## EXERCISE GOAL
What is the number of lines containing the word "一氧化碳"? Give that number alone.

[Dataset items]
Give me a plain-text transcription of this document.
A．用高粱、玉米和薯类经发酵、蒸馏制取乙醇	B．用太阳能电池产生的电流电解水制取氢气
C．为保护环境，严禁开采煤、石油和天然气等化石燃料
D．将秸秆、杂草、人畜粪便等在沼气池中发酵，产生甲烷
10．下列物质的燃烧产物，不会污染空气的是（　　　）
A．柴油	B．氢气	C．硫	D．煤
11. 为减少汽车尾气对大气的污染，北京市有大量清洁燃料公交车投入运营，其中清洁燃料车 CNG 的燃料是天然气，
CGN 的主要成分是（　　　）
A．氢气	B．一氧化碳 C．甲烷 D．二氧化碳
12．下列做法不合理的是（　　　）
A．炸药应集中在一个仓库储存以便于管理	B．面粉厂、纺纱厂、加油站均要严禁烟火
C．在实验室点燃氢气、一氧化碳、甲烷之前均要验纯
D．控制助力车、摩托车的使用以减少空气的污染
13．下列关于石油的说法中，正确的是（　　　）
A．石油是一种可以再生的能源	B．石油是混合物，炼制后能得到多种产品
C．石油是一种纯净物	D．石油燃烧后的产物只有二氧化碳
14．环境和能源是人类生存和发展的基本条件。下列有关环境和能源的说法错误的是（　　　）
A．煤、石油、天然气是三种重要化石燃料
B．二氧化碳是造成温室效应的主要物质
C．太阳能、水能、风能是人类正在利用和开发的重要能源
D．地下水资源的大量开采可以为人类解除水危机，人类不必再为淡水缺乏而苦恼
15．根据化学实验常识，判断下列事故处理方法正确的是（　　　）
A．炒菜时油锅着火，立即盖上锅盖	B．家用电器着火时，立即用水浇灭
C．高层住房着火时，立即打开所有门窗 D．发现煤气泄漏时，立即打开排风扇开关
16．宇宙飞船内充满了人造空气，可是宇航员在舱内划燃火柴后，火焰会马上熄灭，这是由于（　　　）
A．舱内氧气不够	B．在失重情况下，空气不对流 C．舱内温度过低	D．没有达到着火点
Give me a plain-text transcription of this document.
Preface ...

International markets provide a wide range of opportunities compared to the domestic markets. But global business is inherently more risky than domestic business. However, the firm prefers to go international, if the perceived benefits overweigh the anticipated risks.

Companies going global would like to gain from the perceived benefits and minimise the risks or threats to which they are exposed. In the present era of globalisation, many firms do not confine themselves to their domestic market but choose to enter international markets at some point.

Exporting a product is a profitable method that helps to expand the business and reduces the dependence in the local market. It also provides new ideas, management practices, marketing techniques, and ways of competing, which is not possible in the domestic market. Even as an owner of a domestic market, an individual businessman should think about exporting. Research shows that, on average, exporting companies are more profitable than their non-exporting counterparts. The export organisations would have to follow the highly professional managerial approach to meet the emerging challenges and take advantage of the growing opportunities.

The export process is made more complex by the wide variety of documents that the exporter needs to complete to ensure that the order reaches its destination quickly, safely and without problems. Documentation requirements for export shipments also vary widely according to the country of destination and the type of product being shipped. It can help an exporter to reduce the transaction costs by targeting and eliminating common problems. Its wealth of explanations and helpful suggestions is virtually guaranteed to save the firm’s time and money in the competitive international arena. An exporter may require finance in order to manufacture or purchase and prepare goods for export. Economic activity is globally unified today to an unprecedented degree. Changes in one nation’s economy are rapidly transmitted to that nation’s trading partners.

## RESULT BELOW
2